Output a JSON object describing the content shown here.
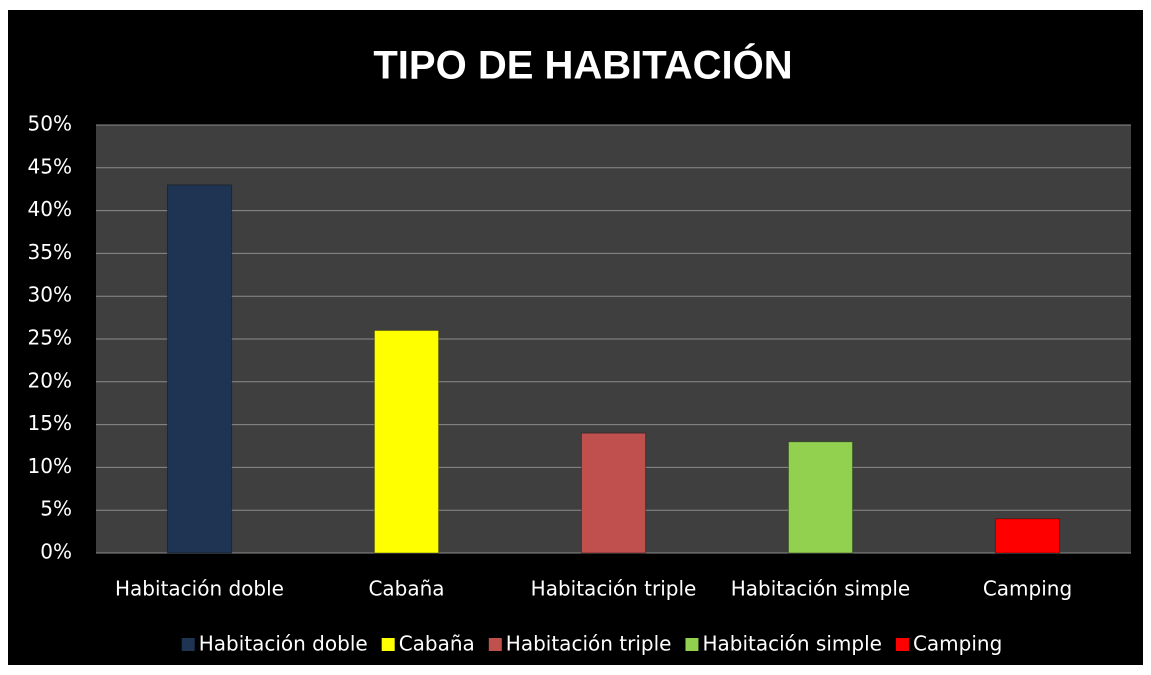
{
  "chart_data": {
    "type": "bar",
    "title": "TIPO DE HABITACIÓN",
    "categories": [
      "Habitación doble",
      "Cabaña",
      "Habitación triple",
      "Habitación simple",
      "Camping"
    ],
    "values": [
      43,
      26,
      14,
      13,
      4
    ],
    "colors": [
      "#1f3352",
      "#ffff00",
      "#c0504d",
      "#92d050",
      "#ff0000"
    ],
    "ylim": [
      0,
      50
    ],
    "yticks": [
      {
        "value": 0,
        "label": "0%"
      },
      {
        "value": 5,
        "label": "5%"
      },
      {
        "value": 10,
        "label": "10%"
      },
      {
        "value": 15,
        "label": "15%"
      },
      {
        "value": 20,
        "label": "20%"
      },
      {
        "value": 25,
        "label": "25%"
      },
      {
        "value": 30,
        "label": "30%"
      },
      {
        "value": 35,
        "label": "35%"
      },
      {
        "value": 40,
        "label": "40%"
      },
      {
        "value": 45,
        "label": "45%"
      },
      {
        "value": 50,
        "label": "50%"
      }
    ],
    "grid": true,
    "legend": "bottom"
  }
}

▸ **Exercise goal**: Pull out every line of the records above that contains the word "label".

▸ **The output**:
        "label": "0%"
        "label": "5%"
        "label": "10%"
        "label": "15%"
        "label": "20%"
        "label": "25%"
        "label": "30%"
        "label": "35%"
        "label": "40%"
        "label": "45%"
        "label": "50%"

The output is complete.